# INPUT MATERIAL
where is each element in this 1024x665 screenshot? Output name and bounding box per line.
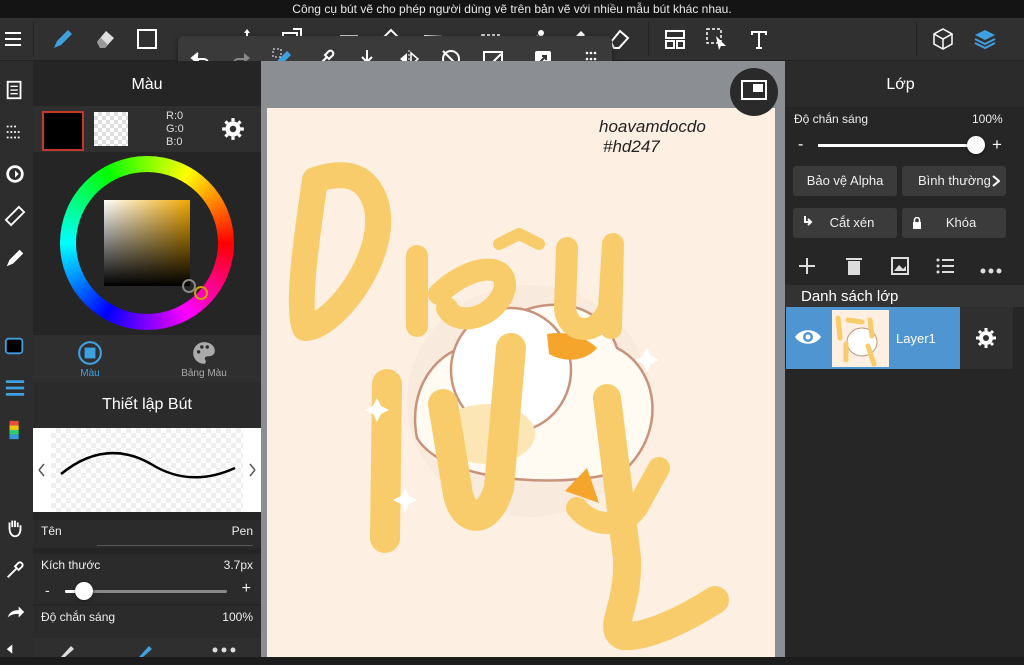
palette-icon	[193, 342, 215, 364]
layer-opacity-track[interactable]	[818, 144, 976, 147]
green-value: G:0	[166, 123, 184, 135]
hue-picker-handle[interactable]	[194, 286, 208, 300]
clipping-button[interactable]: Cắt xén	[793, 208, 897, 238]
rotate-canvas-icon[interactable]	[0, 159, 30, 189]
layer-list-title: Danh sách lớp	[801, 288, 899, 305]
brush-bottom-pen-icon	[61, 646, 74, 657]
brush-bottom-bar	[33, 638, 261, 657]
color-swatch-icon[interactable]	[0, 331, 30, 361]
color-panel-title: Màu	[131, 76, 163, 93]
navigator-button[interactable]	[730, 68, 778, 116]
brush-opacity-label: Độ chắn sáng	[41, 610, 116, 624]
artwork-illustration: hoavamdocdo #hd247	[288, 117, 729, 651]
hand-icon[interactable]	[0, 513, 30, 543]
brush-opacity-value: 100%	[222, 610, 253, 624]
layer-list-icon[interactable]	[936, 258, 954, 274]
pen-icon[interactable]	[48, 24, 78, 54]
signature-line1: hoavamdocdo	[599, 117, 706, 136]
color-settings-gear-icon[interactable]	[220, 116, 246, 142]
protect-alpha-button[interactable]: Bảo vệ Alpha	[793, 166, 897, 196]
share-icon[interactable]	[0, 597, 30, 627]
lock-label: Khóa	[945, 215, 977, 230]
layer-name: Layer1	[896, 331, 936, 346]
tab-palette-label: Bảng Màu	[181, 368, 227, 379]
brush-settings-header: Thiết lập Bút	[33, 382, 261, 428]
clipping-label: Cắt xén	[829, 215, 875, 230]
left-tool-strip	[0, 61, 33, 657]
layer-list-header: Danh sách lớp	[785, 285, 1024, 307]
saturation-value-square[interactable]	[104, 200, 190, 286]
color-tabs: Màu Bảng Màu	[33, 335, 261, 382]
menu-icon[interactable]	[0, 24, 30, 54]
lock-button[interactable]: Khóa	[902, 208, 1006, 238]
brush-bottom-settings-icon	[139, 646, 152, 657]
pen-sub-icon[interactable]	[0, 243, 30, 273]
layers-icon[interactable]	[970, 24, 1000, 54]
brush-size-slider-knob[interactable]	[75, 582, 94, 600]
clipping-icon	[804, 216, 813, 226]
background-color-swatch[interactable]	[94, 112, 128, 146]
layer-opacity-plus[interactable]: +	[992, 135, 1002, 155]
brush-size-value: 3.7px	[223, 558, 253, 572]
tab-color-label: Màu	[80, 368, 100, 379]
ruler-icon[interactable]	[0, 201, 30, 231]
chevron-right-icon	[992, 175, 1000, 187]
layer-thumbnail	[832, 310, 889, 367]
layer-opacity-slider-knob[interactable]	[967, 136, 985, 154]
lock-icon	[913, 217, 921, 229]
artwork-canvas[interactable]: hoavamdocdo #hd247	[267, 108, 775, 657]
layer-row[interactable]: Layer1	[786, 307, 960, 369]
brush-name-row[interactable]: Tên Pen	[33, 520, 261, 548]
signature-line2: #hd247	[603, 137, 660, 156]
brush-size-label: Kích thước	[41, 558, 101, 572]
text-icon[interactable]	[744, 24, 774, 54]
tab-color[interactable]: Màu	[33, 335, 147, 382]
brush-name-label: Tên	[41, 524, 62, 538]
layer-panel-header: Lớp	[785, 61, 1024, 107]
eraser-icon[interactable]	[90, 24, 120, 54]
rectangle-icon[interactable]	[132, 24, 162, 54]
color-wheel[interactable]	[60, 156, 234, 330]
layer-opacity-minus[interactable]: -	[798, 136, 803, 154]
eyedropper-strip-icon[interactable]	[0, 555, 30, 585]
brush-list-icon[interactable]	[0, 373, 30, 403]
tooltip-caption: Công cụ bút vẽ cho phép người dùng vẽ tr…	[0, 0, 1024, 18]
blend-mode-label: Bình thường	[918, 173, 991, 188]
document-icon[interactable]	[0, 75, 30, 105]
brush-size-minus[interactable]: -	[45, 582, 50, 598]
add-layer-icon[interactable]	[797, 256, 817, 276]
blue-value: B:0	[166, 136, 183, 148]
layer-panel-title: Lớp	[886, 76, 915, 93]
layer-opacity-label: Độ chắn sáng	[794, 112, 869, 126]
brush-settings-title: Thiết lập Bút	[102, 396, 192, 413]
select-arrow-icon[interactable]	[702, 24, 732, 54]
gear-icon	[976, 328, 996, 348]
layer-settings-button[interactable]	[960, 307, 1013, 369]
brush-preview[interactable]	[33, 428, 261, 512]
tab-palette[interactable]: Bảng Màu	[147, 335, 261, 382]
layer-opacity-fill	[818, 144, 976, 147]
eye-icon[interactable]	[793, 326, 823, 348]
brush-name-value: Pen	[231, 524, 253, 538]
foreground-color-swatch[interactable]	[42, 111, 84, 151]
delete-layer-icon[interactable]	[845, 256, 863, 276]
undo-strip-icon[interactable]	[0, 635, 30, 665]
red-value: R:0	[166, 110, 184, 122]
brush-size-plus[interactable]: +	[242, 580, 251, 598]
layer-opacity-value: 100%	[972, 112, 1003, 126]
navigator-icon	[741, 80, 767, 100]
brush-next-arrow-icon	[249, 463, 256, 477]
3d-material-icon[interactable]	[928, 24, 958, 54]
brush-bottom-more-icon	[212, 647, 236, 653]
layer-image-icon[interactable]	[890, 256, 910, 276]
selection-list-icon[interactable]	[0, 117, 30, 147]
layer-more-icon[interactable]	[980, 262, 1002, 274]
brush-size-row: Kích thước 3.7px - +	[33, 554, 261, 604]
layout-icon[interactable]	[660, 24, 690, 54]
blend-mode-button[interactable]: Bình thường	[902, 166, 1006, 196]
brush-prev-arrow-icon	[38, 463, 45, 477]
palette-strip-icon[interactable]	[0, 415, 30, 445]
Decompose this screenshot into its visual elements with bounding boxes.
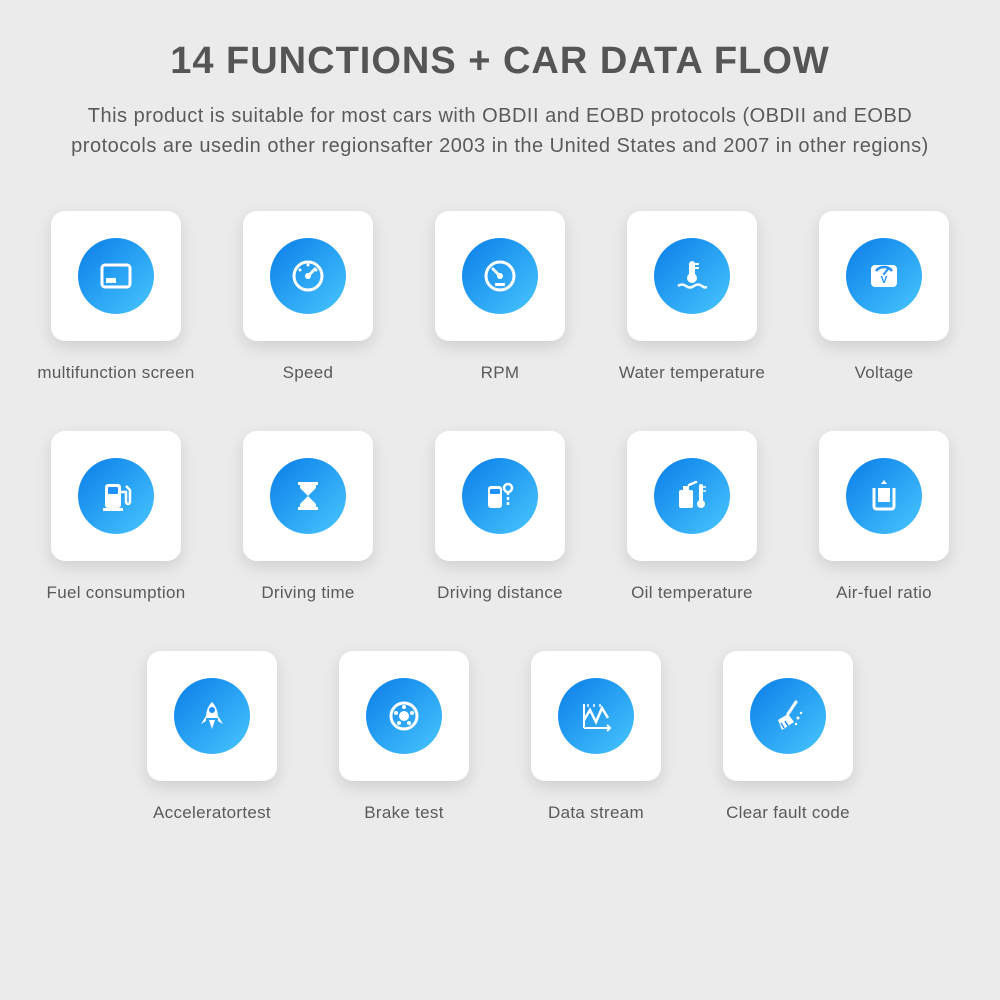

# EXERCISE PROMPT
Rewrite every line of the entries above as a JSON list of strings, one string per line, leaving out blank lines and the pictures.

# TASK RESPONSE
[
  "where is each element in this 1024x665 screenshot? Output name and bounding box per line.",
  "palette-icon\t[193, 342, 215, 364]",
  "layer-opacity-track[interactable]\t[818, 144, 976, 147]",
  "green-value: G:0\t[166, 123, 184, 135]",
  "hue-picker-handle[interactable]\t[194, 286, 208, 300]",
  "clipping-button[interactable]: Cắt xén\t[793, 208, 897, 238]",
  "rotate-canvas-icon[interactable]\t[0, 159, 30, 189]",
  "layer-list-title: Danh sách lớp\t[801, 288, 899, 305]",
  "brush-bottom-pen-icon\t[61, 646, 74, 657]",
  "brush-bottom-bar\t[33, 638, 261, 657]",
  "color-swatch-icon[interactable]\t[0, 331, 30, 361]",
  "color-panel-title: Màu\t[131, 76, 163, 93]",
  "navigator-button[interactable]\t[730, 68, 778, 116]",
  "brush-opacity-label: Độ chắn sáng\t[41, 610, 116, 624]",
  "artwork-illustration: hoavamdocdo #hd247\t[288, 117, 729, 651]",
  "hand-icon[interactable]\t[0, 513, 30, 543]",
  "brush-opacity-value: 100%\t[222, 610, 253, 624]",
  "layer-list-icon[interactable]\t[936, 258, 954, 274]",
  "pen-icon[interactable]\t[48, 24, 78, 54]",
  "signature-line1: hoavamdocdo\t[599, 117, 706, 136]",
  "color-settings-gear-icon[interactable]\t[220, 116, 246, 142]",
  "protect-alpha-button[interactable]: Bảo vệ Alpha\t[793, 166, 897, 196]",
  "share-icon[interactable]\t[0, 597, 30, 627]",
  "lock-label: Khóa\t[945, 215, 977, 230]",
  "layer-name: Layer1\t[896, 331, 936, 346]",
  "tab-palette-label: Bảng Màu\t[181, 368, 227, 379]",
  "brush-settings-header: Thiết lập Bút\t[33, 382, 261, 428]",
  "clipping-label: Cắt xén\t[829, 215, 875, 230]",
  "left-tool-strip\t[0, 61, 33, 657]",
  "layer-list-header: Danh sách lớp\t[785, 285, 1024, 307]",
  "saturation-value-square[interactable]\t[104, 200, 190, 286]",
  "color-tabs: Màu Bảng Màu\t[33, 335, 261, 382]",
  "menu-icon[interactable]\t[0, 24, 30, 54]",
  "lock-button[interactable]: Khóa\t[902, 208, 1006, 238]",
  "brush-bottom-settings-icon\t[139, 646, 152, 657]",
  "pen-sub-icon[interactable]\t[0, 243, 30, 273]",
  "layers-icon[interactable]\t[970, 24, 1000, 54]",
  "brush-size-slider-knob[interactable]\t[75, 582, 94, 600]",
  "clipping-icon\t[804, 216, 813, 226]",
  "background-color-swatch[interactable]\t[94, 112, 128, 146]",
  "layer-opacity-plus[interactable]: +\t[992, 135, 1002, 155]",
  "brush-size-value: 3.7px\t[223, 558, 253, 572]",
  "tab-color-label: Màu\t[80, 368, 100, 379]",
  "ruler-icon[interactable]\t[0, 201, 30, 231]",
  "chevron-right-icon\t[992, 175, 1000, 187]",
  "layer-thumbnail\t[832, 310, 889, 367]",
  "layer-opacity-slider-knob[interactable]\t[967, 136, 985, 154]",
  "lock-icon\t[913, 217, 921, 229]",
  "artwork-canvas[interactable]: hoavamdocdo #hd247\t[267, 108, 775, 657]",
  "layer-row[interactable]: Layer1\t[786, 307, 960, 369]",
  "brush-name-row[interactable]: Tên Pen\t[33, 520, 261, 548]",
  "signature-line2: #hd247\t[603, 137, 660, 156]",
  "brush-size-label: Kích thước\t[41, 558, 101, 572]",
  "text-icon[interactable]\t[744, 24, 774, 54]",
  "tab-color[interactable]: Màu\t[33, 335, 147, 382]",
  "brush-name-label: Tên\t[41, 524, 62, 538]",
  "layer-panel-header: Lớp\t[785, 61, 1024, 107]",
  "eraser-icon[interactable]\t[90, 24, 120, 54]",
  "rectangle-icon[interactable]\t[132, 24, 162, 54]",
  "color-wheel[interactable]\t[60, 156, 234, 330]",
  "layer-opacity-minus[interactable]: -\t[798, 136, 803, 154]",
  "eyedropper-strip-icon[interactable]\t[0, 555, 30, 585]",
  "brush-list-icon[interactable]\t[0, 373, 30, 403]",
  "tooltip-caption: Công cụ bút vẽ cho phép người dùng vẽ tr…\t[0, 0, 1024, 18]",
  "blend-mode-label: Bình thường\t[918, 173, 991, 188]",
  "document-icon[interactable]\t[0, 75, 30, 105]",
  "brush-size-minus[interactable]: -\t[45, 582, 50, 598]",
  "add-layer-icon[interactable]\t[797, 256, 817, 276]",
  "blue-value: B:0\t[166, 136, 183, 148]",
  "layer-panel-title: Lớp\t[886, 76, 915, 93]",
  "layer-opacity-label: Độ chắn sáng\t[794, 112, 869, 126]",
  "brush-settings-title: Thiết lập Bút\t[102, 396, 192, 413]",
  "select-arrow-icon[interactable]\t[702, 24, 732, 54]",
  "gear-icon\t[976, 328, 996, 348]",
  "layer-settings-button[interactable]\t[960, 307, 1013, 369]",
  "brush-preview[interactable]\t[33, 428, 261, 512]",
  "tab-palette[interactable]: Bảng Màu\t[147, 335, 261, 382]",
  "layer-opacity-fill\t[818, 144, 976, 147]",
  "eye-icon[interactable]\t[793, 326, 823, 348]",
  "brush-name-value: Pen\t[231, 524, 253, 538]",
  "foreground-color-swatch[interactable]\t[42, 111, 84, 151]",
  "delete-layer-icon[interactable]\t[845, 256, 863, 276]",
  "undo-strip-icon[interactable]\t[0, 635, 30, 665]",
  "red-value: R:0\t[166, 110, 184, 122]",
  "brush-size-plus[interactable]: +\t[242, 580, 251, 598]",
  "layer-opacity-value: 100%\t[972, 112, 1003, 126]",
  "navigator-icon\t[741, 80, 767, 100]",
  "brush-next-arrow-icon\t[249, 463, 256, 477]",
  "3d-material-icon[interactable]\t[928, 24, 958, 54]",
  "brush-bottom-more-icon\t[212, 647, 236, 653]",
  "layer-image-icon[interactable]\t[890, 256, 910, 276]",
  "selection-list-icon[interactable]\t[0, 117, 30, 147]",
  "layer-more-icon[interactable]\t[980, 262, 1002, 274]",
  "brush-size-row: Kích thước 3.7px - +\t[33, 554, 261, 604]",
  "layout-icon[interactable]\t[660, 24, 690, 54]",
  "blend-mode-button[interactable]: Bình thường\t[902, 166, 1006, 196]",
  "brush-prev-arrow-icon\t[38, 463, 45, 477]",
  "palette-strip-icon[interactable]\t[0, 415, 30, 445]",
  "Decompose this screenshot into its visual elements with bounding boxes."
]